What the task asks:
Extract all of the entries and give them again, word for word.

Extracted entries:

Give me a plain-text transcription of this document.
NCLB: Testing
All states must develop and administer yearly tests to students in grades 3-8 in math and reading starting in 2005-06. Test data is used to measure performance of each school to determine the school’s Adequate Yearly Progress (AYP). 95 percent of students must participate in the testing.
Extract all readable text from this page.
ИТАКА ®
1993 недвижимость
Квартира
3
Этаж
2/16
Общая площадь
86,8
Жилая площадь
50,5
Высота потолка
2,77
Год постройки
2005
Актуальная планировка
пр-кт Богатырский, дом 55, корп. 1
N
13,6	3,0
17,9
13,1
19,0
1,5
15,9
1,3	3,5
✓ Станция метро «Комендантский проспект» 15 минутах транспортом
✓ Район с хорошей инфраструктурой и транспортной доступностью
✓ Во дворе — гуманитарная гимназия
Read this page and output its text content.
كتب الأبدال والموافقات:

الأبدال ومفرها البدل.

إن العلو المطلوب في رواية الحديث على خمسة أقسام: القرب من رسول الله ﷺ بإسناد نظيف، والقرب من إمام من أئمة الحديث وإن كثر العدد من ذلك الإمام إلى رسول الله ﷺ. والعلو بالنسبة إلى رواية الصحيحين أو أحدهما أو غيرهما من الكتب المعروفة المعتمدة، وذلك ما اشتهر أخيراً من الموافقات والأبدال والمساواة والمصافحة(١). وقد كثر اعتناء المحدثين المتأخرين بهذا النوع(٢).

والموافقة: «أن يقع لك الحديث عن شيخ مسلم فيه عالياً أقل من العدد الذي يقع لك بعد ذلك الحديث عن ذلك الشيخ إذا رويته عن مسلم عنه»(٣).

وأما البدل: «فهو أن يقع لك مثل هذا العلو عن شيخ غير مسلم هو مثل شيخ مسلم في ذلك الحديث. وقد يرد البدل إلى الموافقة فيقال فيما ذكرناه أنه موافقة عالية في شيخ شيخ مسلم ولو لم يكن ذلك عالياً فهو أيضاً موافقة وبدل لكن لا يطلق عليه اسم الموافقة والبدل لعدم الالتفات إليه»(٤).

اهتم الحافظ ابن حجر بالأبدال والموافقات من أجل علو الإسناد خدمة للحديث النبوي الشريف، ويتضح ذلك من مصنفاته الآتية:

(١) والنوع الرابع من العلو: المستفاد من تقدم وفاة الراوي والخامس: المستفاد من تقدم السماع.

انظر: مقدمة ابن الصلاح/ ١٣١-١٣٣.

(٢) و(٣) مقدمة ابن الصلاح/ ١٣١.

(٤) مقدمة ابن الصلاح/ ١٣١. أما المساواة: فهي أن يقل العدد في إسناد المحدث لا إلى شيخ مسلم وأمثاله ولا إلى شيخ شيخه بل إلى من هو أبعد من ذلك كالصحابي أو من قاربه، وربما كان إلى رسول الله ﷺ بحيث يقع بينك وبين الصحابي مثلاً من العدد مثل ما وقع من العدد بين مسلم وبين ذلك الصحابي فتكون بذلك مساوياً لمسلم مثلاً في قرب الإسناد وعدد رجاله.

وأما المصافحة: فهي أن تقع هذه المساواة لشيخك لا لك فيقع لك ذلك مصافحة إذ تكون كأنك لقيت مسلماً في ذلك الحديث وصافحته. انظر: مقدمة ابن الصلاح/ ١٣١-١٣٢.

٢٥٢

Result below:
Give me a plain-text transcription of this document.
NCLB: Testing
All states must develop and administer yearly tests to students in grades 3-8 in math and reading starting in 2005-06. Test data is used to measure performance of each school to determine the school’s Adequate Yearly Progress (AYP). 95 percent of students must participate in the testing.
Extract all readable text from this page.
ИТАКА ®
1993 недвижимость
Квартира
3
Этаж
2/16
Общая площадь
86,8
Жилая площадь
50,5
Высота потолка
2,77
Год постройки
2005
Актуальная планировка
пр-кт Богатырский, дом 55, корп. 1
N
13,6	3,0
17,9
13,1
19,0
1,5
15,9
1,3	3,5
✓ Станция метро «Комендантский проспект» 15 минутах транспортом
✓ Район с хорошей инфраструктурой и транспортной доступностью
✓ Во дворе — гуманитарная гимназия
Read this page and output its text content.
كتب الأبدال والموافقات:

الأبدال ومفرها البدل.

إن العلو المطلوب في رواية الحديث على خمسة أقسام: القرب من رسول الله ﷺ بإسناد نظيف، والقرب من إمام من أئمة الحديث وإن كثر العدد من ذلك الإمام إلى رسول الله ﷺ. والعلو بالنسبة إلى رواية الصحيحين أو أحدهما أو غيرهما من الكتب المعروفة المعتمدة، وذلك ما اشتهر أخيراً من الموافقات والأبدال والمساواة والمصافحة(١). وقد كثر اعتناء المحدثين المتأخرين بهذا النوع(٢).

والموافقة: «أن يقع لك الحديث عن شيخ مسلم فيه عالياً أقل من العدد الذي يقع لك بعد ذلك الحديث عن ذلك الشيخ إذا رويته عن مسلم عنه»(٣).

وأما البدل: «فهو أن يقع لك مثل هذا العلو عن شيخ غير مسلم هو مثل شيخ مسلم في ذلك الحديث. وقد يرد البدل إلى الموافقة فيقال فيما ذكرناه أنه موافقة عالية في شيخ شيخ مسلم ولو لم يكن ذلك عالياً فهو أيضاً موافقة وبدل لكن لا يطلق عليه اسم الموافقة والبدل لعدم الالتفات إليه»(٤).

اهتم الحافظ ابن حجر بالأبدال والموافقات من أجل علو الإسناد خدمة للحديث النبوي الشريف، ويتضح ذلك من مصنفاته الآتية:

(١) والنوع الرابع من العلو: المستفاد من تقدم وفاة الراوي والخامس: المستفاد من تقدم السماع.

انظر: مقدمة ابن الصلاح/ ١٣١-١٣٣.

(٢) و(٣) مقدمة ابن الصلاح/ ١٣١.

(٤) مقدمة ابن الصلاح/ ١٣١. أما المساواة: فهي أن يقل العدد في إسناد المحدث لا إلى شيخ مسلم وأمثاله ولا إلى شيخ شيخه بل إلى من هو أبعد من ذلك كالصحابي أو من قاربه، وربما كان إلى رسول الله ﷺ بحيث يقع بينك وبين الصحابي مثلاً من العدد مثل ما وقع من العدد بين مسلم وبين ذلك الصحابي فتكون بذلك مساوياً لمسلم مثلاً في قرب الإسناد وعدد رجاله.

وأما المصافحة: فهي أن تقع هذه المساواة لشيخك لا لك فيقع لك ذلك مصافحة إذ تكون كأنك لقيت مسلماً في ذلك الحديث وصافحته. انظر: مقدمة ابن الصلاح/ ١٣١-١٣٢.

٢٥٢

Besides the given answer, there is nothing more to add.